Recorded data:
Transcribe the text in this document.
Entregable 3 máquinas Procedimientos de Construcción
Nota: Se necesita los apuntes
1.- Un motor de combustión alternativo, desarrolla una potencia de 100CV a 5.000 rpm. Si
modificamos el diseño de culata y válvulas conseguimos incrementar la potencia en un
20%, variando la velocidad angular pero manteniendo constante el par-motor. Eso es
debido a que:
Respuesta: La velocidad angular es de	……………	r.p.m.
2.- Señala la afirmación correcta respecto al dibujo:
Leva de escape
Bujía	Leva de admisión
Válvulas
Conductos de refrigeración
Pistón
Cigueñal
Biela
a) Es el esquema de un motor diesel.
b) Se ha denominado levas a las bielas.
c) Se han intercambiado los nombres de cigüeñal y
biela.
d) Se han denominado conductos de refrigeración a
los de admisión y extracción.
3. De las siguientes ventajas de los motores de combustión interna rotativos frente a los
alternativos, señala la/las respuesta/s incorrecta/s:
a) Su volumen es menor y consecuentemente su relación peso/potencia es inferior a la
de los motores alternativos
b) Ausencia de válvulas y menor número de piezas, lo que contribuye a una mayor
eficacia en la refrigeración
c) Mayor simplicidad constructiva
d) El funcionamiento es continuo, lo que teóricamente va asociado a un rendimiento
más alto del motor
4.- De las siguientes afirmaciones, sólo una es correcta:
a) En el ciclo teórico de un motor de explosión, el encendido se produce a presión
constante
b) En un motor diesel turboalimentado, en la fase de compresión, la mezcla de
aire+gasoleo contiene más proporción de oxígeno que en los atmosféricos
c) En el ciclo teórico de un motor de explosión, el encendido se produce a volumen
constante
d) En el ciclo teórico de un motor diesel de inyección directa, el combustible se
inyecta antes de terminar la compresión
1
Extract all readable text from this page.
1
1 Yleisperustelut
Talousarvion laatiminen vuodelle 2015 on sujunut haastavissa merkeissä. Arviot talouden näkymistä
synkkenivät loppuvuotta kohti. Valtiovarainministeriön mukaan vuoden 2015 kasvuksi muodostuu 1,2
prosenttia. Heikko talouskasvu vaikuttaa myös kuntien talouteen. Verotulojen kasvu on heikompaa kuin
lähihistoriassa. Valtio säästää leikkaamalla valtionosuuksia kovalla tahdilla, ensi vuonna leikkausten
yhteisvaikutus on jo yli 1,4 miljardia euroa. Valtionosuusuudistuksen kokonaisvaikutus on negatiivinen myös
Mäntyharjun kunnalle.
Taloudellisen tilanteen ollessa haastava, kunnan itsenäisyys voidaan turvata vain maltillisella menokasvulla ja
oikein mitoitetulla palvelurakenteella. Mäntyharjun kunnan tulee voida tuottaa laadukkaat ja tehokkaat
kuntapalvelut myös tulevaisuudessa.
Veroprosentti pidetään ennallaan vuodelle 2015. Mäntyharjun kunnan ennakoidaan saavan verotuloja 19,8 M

(WHAT YOU HAVE TO DO): In the records above, locate the line that contains "Extract all readable text from this page.". Repeat it and every line after it, exactly, and nothing else.

(SOLUTION BELOW):
Extract all readable text from this page.
1
1 Yleisperustelut
Talousarvion laatiminen vuodelle 2015 on sujunut haastavissa merkeissä. Arviot talouden näkymistä
synkkenivät loppuvuotta kohti. Valtiovarainministeriön mukaan vuoden 2015 kasvuksi muodostuu 1,2
prosenttia. Heikko talouskasvu vaikuttaa myös kuntien talouteen. Verotulojen kasvu on heikompaa kuin
lähihistoriassa. Valtio säästää leikkaamalla valtionosuuksia kovalla tahdilla, ensi vuonna leikkausten
yhteisvaikutus on jo yli 1,4 miljardia euroa. Valtionosuusuudistuksen kokonaisvaikutus on negatiivinen myös
Mäntyharjun kunnalle.
Taloudellisen tilanteen ollessa haastava, kunnan itsenäisyys voidaan turvata vain maltillisella menokasvulla ja
oikein mitoitetulla palvelurakenteella. Mäntyharjun kunnan tulee voida tuottaa laadukkaat ja tehokkaat
kuntapalvelut myös tulevaisuudessa.
Veroprosentti pidetään ennallaan vuodelle 2015. Mäntyharjun kunnan ennakoidaan saavan verotuloja 19,8 M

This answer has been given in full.